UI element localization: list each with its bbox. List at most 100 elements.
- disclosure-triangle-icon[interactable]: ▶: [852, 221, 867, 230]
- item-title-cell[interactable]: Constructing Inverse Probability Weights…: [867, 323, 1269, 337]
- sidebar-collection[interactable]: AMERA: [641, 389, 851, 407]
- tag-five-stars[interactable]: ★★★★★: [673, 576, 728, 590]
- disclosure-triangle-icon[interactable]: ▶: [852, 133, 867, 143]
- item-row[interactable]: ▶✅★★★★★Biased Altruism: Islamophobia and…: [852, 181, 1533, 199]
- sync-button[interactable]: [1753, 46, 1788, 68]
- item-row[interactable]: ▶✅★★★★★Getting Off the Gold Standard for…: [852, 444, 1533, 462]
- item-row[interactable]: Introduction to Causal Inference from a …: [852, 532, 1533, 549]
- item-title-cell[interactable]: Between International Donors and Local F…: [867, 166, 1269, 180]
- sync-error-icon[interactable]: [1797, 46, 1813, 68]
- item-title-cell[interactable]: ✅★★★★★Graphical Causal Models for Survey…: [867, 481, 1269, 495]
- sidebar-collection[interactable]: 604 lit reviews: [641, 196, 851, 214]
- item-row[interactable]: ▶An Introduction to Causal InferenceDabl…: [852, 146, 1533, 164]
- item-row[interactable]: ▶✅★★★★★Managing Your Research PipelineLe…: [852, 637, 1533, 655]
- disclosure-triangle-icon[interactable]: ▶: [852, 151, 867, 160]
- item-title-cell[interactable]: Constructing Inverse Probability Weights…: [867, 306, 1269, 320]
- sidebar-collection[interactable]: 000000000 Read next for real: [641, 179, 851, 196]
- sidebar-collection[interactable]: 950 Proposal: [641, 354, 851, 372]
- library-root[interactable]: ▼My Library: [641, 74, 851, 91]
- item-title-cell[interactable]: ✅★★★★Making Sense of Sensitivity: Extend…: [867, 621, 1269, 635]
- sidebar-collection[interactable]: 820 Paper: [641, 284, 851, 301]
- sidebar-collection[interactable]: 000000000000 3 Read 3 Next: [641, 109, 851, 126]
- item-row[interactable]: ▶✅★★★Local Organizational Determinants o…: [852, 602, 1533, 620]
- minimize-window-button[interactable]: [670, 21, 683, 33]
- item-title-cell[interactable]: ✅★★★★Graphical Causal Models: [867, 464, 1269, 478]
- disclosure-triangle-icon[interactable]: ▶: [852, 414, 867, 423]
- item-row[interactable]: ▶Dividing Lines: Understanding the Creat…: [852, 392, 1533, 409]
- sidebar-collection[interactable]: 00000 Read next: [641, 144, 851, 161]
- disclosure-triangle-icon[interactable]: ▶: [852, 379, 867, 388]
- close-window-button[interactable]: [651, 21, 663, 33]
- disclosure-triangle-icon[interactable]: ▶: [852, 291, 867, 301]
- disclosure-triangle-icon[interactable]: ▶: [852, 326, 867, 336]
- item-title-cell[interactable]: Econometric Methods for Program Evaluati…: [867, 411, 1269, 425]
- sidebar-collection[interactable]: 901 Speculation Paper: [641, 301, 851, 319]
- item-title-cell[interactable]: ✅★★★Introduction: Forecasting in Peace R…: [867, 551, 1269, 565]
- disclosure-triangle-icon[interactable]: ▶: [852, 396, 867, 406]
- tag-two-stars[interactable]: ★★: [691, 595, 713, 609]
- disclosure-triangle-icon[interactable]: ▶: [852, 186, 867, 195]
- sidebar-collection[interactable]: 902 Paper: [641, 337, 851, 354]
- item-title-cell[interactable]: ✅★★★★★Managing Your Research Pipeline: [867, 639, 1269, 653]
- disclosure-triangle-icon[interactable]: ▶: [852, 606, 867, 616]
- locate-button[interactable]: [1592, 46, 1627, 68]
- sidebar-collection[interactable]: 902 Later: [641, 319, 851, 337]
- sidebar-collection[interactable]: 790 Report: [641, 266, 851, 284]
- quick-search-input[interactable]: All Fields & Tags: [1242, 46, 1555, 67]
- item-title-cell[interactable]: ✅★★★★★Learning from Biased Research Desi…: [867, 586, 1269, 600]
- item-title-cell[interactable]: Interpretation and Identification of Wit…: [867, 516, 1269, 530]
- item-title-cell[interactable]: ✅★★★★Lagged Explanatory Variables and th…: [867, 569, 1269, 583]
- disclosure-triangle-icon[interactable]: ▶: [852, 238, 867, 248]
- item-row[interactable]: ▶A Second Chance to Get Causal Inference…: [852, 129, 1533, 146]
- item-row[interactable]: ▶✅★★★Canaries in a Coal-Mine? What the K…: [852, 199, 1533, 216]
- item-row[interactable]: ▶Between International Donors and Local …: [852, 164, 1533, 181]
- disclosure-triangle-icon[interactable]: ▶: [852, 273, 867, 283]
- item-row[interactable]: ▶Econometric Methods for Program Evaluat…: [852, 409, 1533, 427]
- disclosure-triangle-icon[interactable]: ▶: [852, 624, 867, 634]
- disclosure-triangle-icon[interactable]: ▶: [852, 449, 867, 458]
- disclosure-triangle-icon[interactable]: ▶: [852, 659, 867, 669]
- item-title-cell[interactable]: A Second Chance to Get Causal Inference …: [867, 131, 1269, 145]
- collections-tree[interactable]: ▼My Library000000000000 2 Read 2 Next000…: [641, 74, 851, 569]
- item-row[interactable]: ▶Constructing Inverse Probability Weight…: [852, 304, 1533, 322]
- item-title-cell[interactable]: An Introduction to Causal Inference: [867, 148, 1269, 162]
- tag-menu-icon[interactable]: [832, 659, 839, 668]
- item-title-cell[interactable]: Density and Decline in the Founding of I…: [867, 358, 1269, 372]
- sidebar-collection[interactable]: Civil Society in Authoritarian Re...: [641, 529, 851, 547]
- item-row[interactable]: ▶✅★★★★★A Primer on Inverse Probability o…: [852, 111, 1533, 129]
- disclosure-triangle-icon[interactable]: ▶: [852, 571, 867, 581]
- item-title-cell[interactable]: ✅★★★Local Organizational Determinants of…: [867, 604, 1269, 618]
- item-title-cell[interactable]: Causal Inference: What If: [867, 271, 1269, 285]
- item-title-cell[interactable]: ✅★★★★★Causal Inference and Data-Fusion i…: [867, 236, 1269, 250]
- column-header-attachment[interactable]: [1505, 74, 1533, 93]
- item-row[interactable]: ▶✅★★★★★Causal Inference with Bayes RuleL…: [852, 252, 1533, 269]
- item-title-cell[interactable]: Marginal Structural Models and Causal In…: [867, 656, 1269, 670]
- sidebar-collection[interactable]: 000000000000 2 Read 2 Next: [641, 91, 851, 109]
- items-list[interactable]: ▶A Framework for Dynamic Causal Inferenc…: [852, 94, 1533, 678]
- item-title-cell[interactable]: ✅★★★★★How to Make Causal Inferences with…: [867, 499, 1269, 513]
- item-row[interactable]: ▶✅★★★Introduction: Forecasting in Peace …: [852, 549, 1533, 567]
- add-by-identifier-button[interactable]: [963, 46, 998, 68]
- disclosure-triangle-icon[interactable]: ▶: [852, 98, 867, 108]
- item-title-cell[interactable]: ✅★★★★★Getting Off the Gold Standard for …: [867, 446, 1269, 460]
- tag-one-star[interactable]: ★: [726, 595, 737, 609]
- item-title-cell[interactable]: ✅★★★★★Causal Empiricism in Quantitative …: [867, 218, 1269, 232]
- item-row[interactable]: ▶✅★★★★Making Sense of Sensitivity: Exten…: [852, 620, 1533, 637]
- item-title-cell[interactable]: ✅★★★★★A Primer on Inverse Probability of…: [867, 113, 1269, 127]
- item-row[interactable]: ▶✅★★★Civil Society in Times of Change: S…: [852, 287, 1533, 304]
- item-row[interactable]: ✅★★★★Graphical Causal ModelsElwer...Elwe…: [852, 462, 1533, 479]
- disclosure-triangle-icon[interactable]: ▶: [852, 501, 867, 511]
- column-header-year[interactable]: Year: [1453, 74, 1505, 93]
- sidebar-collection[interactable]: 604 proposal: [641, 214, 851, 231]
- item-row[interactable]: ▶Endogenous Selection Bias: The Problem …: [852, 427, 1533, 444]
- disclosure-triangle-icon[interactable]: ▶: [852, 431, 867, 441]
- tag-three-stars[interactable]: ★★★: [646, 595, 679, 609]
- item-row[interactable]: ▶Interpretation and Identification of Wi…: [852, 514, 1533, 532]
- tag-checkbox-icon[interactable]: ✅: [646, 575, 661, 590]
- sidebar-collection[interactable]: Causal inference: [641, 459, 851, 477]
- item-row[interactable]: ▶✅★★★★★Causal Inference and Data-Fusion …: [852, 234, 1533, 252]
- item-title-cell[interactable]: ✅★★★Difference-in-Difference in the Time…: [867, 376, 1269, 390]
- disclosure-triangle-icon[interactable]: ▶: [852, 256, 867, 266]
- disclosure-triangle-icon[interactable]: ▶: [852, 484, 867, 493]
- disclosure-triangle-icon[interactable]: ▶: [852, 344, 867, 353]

### OBJECTIVE
Copy out everything from the first line above down to the line containing "- sync-button[interactable]: [1753, 46, 1788, 68]", including both, with each line unchanged.

### EXERCISE RESPONSE
UI element localization: list each with its bbox. List at most 100 elements.
- disclosure-triangle-icon[interactable]: ▶: [852, 221, 867, 230]
- item-title-cell[interactable]: Constructing Inverse Probability Weights…: [867, 323, 1269, 337]
- sidebar-collection[interactable]: AMERA: [641, 389, 851, 407]
- tag-five-stars[interactable]: ★★★★★: [673, 576, 728, 590]
- disclosure-triangle-icon[interactable]: ▶: [852, 133, 867, 143]
- item-row[interactable]: ▶✅★★★★★Biased Altruism: Islamophobia and…: [852, 181, 1533, 199]
- sync-button[interactable]: [1753, 46, 1788, 68]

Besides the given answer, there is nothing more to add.